**Stated goal**
Which lines in the records below contain the word "slovenčina"? Copy each one out.

**Input records**
>> start

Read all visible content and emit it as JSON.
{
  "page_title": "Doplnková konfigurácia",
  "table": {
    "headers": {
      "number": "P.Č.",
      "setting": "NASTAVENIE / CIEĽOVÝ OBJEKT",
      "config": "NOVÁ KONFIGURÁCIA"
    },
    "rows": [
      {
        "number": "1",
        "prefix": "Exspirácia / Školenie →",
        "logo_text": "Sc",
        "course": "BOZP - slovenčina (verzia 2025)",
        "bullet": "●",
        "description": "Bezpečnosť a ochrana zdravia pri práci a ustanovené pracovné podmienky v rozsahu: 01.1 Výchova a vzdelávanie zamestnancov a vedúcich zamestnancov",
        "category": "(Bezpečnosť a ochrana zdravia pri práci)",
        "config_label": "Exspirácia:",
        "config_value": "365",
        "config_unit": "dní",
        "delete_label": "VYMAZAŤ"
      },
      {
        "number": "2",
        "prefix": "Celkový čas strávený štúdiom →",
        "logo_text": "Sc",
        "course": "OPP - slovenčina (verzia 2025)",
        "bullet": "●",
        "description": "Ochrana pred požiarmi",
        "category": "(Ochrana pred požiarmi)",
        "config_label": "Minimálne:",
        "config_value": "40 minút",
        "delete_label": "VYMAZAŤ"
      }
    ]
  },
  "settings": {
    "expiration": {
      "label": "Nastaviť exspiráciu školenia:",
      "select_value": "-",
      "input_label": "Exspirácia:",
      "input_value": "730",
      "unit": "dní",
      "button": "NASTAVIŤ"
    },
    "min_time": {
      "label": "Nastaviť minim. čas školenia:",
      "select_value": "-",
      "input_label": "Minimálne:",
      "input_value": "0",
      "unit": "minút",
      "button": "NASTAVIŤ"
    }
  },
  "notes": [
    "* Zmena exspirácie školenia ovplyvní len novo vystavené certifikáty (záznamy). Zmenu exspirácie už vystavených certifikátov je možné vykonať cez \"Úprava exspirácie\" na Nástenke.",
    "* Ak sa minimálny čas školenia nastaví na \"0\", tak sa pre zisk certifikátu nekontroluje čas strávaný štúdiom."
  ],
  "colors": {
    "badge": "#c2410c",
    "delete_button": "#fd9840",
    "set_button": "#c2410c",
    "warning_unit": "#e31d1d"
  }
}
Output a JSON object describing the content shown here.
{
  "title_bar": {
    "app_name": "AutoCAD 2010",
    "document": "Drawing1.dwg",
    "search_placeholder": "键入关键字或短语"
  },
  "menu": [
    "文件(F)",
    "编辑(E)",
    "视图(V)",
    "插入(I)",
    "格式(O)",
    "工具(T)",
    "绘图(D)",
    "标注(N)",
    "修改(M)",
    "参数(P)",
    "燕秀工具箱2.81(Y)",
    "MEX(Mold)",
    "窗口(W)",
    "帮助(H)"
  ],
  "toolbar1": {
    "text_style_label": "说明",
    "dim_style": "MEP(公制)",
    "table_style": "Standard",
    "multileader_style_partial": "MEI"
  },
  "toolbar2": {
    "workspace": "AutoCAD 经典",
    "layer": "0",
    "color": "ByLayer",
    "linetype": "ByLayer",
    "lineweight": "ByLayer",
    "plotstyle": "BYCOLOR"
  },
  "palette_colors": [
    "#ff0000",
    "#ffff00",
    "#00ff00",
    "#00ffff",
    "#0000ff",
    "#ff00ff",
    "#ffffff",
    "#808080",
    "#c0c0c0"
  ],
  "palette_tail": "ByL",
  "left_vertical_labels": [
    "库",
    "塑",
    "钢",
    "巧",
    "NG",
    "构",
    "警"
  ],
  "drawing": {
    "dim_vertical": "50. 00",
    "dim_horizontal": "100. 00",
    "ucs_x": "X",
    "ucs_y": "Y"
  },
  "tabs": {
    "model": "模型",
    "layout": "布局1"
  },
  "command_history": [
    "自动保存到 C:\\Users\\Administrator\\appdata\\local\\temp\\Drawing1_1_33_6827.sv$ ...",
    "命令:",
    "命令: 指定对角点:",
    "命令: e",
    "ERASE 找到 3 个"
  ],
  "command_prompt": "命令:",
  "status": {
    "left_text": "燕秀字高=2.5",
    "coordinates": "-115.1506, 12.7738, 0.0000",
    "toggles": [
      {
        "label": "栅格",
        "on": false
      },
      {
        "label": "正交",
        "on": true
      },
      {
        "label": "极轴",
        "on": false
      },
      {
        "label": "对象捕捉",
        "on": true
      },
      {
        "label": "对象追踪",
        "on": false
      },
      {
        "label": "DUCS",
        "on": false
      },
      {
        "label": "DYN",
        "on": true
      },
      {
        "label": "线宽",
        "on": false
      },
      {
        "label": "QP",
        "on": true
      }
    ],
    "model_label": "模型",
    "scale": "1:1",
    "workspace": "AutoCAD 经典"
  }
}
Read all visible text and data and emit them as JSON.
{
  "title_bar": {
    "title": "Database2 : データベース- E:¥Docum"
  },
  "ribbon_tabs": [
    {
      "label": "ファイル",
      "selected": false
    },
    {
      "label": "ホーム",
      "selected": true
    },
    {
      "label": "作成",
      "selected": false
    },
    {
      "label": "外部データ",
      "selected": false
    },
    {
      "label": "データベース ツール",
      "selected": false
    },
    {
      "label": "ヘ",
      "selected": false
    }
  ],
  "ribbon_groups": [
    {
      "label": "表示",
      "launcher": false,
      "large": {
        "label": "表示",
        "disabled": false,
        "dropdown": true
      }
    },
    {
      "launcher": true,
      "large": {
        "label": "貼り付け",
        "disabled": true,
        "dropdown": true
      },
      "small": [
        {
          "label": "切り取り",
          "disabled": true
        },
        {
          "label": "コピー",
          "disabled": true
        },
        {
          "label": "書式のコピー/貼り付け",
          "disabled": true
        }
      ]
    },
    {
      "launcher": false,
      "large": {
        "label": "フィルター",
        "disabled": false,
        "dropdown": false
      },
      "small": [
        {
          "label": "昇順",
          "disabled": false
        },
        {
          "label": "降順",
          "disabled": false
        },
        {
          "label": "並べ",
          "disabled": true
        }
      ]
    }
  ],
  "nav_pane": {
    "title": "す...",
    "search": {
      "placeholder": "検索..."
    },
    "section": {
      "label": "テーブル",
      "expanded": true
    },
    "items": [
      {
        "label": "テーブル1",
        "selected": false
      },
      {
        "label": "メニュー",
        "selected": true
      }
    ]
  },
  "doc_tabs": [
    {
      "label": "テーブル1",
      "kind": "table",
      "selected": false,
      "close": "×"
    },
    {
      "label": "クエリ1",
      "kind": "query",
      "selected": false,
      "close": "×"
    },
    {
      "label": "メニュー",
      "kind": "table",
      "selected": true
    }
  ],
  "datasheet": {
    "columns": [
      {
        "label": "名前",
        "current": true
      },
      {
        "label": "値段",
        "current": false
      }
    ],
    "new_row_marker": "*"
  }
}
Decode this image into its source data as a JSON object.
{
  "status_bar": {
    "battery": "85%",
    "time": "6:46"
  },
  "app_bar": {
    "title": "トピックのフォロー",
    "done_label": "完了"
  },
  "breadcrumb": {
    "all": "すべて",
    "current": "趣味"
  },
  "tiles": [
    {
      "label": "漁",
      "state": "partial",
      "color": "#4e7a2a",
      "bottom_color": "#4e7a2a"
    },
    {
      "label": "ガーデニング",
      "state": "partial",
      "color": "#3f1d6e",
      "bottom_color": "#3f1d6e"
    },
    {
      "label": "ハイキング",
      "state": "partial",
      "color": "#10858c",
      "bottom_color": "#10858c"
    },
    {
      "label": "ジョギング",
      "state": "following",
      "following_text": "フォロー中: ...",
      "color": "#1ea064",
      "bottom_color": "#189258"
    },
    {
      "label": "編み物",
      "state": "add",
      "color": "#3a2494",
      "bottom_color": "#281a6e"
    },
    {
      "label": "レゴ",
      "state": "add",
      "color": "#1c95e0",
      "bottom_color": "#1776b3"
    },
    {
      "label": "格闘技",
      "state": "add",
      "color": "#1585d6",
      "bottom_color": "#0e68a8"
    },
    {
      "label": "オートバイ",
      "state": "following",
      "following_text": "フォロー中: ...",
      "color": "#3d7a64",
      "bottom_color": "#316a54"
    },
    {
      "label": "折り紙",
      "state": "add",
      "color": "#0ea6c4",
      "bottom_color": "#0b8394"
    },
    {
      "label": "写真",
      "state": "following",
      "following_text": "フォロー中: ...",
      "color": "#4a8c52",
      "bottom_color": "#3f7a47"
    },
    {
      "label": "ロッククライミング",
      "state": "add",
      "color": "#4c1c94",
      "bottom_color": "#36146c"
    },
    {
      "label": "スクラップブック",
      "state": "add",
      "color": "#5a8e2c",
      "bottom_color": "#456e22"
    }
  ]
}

>> end

**The response**
        "course": "BOZP - slovenčina (verzia 2025)",
        "course": "OPP - slovenčina (verzia 2025)",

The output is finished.